==== Provided records
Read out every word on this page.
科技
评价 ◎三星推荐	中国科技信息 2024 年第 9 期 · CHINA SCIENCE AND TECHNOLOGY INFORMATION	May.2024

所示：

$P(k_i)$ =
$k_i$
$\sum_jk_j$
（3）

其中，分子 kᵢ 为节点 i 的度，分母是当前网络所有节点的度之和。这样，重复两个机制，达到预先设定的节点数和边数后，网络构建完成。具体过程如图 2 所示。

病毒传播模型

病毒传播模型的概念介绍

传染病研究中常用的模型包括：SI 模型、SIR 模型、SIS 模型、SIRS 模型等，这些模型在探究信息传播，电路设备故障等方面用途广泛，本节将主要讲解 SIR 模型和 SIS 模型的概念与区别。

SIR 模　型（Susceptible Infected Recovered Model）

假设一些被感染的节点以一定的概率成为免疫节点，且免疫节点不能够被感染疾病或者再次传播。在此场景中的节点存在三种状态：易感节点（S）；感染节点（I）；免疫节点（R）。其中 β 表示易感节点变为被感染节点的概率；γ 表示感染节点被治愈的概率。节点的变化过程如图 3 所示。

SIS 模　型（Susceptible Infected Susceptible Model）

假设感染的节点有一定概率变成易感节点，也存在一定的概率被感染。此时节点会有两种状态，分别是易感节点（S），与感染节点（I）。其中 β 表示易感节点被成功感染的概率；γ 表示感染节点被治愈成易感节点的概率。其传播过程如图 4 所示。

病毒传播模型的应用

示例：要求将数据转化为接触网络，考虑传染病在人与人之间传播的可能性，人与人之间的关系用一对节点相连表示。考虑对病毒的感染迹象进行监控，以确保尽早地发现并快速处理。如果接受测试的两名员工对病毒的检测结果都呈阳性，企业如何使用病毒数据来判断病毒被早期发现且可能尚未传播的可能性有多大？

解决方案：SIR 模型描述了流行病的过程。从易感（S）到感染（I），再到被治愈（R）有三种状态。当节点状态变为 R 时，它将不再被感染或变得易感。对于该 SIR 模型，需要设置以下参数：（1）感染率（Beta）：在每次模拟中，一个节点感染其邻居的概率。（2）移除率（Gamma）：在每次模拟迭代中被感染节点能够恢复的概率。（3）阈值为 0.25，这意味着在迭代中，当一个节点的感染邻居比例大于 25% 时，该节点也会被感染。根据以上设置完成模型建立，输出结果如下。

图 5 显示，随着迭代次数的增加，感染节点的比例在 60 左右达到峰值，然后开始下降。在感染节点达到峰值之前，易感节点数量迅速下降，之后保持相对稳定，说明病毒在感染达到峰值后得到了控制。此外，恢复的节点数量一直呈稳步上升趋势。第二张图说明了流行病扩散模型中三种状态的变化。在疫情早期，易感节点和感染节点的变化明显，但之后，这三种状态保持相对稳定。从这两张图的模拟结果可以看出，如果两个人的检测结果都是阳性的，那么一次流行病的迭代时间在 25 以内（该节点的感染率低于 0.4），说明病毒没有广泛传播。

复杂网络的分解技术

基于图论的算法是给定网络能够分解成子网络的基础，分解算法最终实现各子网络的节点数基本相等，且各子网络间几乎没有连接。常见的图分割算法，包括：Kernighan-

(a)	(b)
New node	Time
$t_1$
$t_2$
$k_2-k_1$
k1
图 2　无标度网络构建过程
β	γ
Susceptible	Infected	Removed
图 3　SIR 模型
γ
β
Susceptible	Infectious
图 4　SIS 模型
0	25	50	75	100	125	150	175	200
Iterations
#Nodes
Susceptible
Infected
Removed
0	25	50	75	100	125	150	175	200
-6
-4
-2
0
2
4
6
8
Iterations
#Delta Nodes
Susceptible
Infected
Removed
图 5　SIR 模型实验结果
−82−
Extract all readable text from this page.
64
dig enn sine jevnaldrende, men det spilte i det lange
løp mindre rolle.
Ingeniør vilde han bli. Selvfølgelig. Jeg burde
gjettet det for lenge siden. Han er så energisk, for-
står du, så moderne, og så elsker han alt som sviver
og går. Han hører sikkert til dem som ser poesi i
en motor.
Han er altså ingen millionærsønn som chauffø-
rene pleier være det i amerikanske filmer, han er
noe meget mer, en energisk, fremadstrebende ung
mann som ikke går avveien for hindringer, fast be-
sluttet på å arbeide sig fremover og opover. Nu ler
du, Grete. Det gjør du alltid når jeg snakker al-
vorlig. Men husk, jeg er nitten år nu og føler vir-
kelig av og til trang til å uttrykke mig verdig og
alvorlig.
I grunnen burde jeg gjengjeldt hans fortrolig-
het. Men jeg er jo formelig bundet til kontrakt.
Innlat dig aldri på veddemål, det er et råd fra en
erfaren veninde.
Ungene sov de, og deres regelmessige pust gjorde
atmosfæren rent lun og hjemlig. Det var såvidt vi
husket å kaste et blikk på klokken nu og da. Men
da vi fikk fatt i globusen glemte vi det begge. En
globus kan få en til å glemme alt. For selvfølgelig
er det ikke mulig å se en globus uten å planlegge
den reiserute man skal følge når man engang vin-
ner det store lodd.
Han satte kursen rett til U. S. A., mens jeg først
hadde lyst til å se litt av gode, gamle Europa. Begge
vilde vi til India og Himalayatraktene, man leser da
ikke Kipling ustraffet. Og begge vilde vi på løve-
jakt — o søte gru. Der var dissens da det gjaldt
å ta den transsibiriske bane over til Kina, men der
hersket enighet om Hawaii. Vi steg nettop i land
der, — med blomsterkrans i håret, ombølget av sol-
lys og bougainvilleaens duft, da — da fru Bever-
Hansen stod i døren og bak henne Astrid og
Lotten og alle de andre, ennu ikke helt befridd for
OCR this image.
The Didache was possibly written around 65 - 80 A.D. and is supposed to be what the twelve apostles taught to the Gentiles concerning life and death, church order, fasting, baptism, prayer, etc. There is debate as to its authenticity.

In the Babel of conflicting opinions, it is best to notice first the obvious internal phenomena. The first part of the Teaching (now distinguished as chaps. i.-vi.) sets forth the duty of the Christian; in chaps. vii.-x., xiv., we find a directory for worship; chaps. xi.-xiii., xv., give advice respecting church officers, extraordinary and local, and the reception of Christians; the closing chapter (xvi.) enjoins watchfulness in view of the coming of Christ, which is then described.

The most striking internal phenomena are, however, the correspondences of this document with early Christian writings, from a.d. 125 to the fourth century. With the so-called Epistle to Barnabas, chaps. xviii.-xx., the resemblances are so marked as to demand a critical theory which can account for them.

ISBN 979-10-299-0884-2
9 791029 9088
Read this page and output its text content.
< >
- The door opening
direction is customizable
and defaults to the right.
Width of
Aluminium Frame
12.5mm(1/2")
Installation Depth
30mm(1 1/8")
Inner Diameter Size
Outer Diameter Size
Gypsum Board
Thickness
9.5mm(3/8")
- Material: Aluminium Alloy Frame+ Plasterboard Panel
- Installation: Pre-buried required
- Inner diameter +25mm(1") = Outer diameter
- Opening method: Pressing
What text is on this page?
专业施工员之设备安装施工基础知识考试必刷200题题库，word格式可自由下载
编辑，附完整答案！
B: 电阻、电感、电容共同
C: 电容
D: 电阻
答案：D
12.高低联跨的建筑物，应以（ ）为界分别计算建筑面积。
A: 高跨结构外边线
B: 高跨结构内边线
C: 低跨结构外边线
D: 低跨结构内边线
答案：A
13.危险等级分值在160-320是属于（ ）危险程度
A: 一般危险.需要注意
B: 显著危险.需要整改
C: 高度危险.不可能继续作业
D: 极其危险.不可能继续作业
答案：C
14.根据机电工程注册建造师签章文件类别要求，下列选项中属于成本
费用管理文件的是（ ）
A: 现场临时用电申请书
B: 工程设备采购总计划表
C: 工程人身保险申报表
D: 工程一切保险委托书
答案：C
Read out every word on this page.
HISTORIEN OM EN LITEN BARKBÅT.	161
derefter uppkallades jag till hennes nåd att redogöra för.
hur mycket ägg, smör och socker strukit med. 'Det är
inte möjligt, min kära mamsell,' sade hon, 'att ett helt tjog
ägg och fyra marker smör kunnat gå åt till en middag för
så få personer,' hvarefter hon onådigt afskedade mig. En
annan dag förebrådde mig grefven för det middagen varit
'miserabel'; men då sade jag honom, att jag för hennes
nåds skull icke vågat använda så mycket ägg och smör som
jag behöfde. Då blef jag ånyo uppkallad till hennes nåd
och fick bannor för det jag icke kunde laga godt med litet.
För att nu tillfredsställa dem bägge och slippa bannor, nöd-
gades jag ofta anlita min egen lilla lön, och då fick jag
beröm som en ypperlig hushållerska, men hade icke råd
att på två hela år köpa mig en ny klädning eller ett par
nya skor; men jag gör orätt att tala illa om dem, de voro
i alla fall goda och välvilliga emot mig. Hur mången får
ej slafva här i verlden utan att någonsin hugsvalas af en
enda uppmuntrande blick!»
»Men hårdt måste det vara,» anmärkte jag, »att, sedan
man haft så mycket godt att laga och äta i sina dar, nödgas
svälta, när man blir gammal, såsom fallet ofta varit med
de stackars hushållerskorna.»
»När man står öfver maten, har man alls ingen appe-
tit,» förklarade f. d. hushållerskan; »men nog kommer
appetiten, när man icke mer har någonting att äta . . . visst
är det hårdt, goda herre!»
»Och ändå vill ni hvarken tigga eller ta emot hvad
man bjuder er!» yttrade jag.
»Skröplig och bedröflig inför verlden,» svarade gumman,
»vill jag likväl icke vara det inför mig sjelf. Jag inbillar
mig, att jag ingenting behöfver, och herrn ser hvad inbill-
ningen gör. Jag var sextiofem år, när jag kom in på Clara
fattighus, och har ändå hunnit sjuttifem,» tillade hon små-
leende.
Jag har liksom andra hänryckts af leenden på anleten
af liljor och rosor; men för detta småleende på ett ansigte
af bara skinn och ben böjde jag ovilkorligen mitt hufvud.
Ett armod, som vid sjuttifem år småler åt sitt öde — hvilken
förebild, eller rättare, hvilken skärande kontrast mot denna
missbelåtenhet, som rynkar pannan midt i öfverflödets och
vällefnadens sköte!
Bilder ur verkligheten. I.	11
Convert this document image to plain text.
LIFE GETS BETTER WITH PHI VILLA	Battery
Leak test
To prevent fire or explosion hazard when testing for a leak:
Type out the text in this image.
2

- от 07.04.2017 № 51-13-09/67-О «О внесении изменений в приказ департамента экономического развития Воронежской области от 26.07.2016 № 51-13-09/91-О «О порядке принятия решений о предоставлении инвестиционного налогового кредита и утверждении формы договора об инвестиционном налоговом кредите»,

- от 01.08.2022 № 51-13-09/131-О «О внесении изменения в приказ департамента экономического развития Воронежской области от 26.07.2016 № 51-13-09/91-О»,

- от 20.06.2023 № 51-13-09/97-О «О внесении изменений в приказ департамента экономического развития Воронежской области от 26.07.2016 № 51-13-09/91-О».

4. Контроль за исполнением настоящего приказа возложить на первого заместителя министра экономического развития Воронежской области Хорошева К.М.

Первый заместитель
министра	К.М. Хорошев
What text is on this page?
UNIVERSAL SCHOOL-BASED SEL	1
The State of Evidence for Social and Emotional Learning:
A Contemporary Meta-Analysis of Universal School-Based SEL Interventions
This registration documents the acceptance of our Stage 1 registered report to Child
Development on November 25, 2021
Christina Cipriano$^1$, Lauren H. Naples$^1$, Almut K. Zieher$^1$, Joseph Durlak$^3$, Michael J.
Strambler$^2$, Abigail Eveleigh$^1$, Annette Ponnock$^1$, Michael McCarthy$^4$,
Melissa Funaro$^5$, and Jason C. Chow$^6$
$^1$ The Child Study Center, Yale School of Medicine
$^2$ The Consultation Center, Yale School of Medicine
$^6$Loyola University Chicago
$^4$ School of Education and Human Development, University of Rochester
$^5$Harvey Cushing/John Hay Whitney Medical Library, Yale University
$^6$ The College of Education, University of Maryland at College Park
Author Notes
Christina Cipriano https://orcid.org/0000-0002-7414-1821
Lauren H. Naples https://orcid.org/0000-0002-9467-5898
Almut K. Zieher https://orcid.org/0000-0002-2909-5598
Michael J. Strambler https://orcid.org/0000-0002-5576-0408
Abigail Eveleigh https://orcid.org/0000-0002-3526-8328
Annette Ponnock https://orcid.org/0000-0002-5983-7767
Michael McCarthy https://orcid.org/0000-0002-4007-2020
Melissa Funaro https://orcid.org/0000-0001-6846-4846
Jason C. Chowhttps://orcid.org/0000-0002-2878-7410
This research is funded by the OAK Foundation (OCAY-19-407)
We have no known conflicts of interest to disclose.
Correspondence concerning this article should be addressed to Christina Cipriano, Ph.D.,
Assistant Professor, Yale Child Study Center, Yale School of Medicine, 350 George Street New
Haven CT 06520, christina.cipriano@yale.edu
========
• Exercise:
All lines in the data that contain the word "vilde" should be copied.

• Answer for this exercise:
Ingeniør vilde han bli. Selvfølgelig. Jeg burde
vilde vi til India og Himalayatraktene, man leser da
ikke Kipling ustraffet. Og begge vilde vi på løve-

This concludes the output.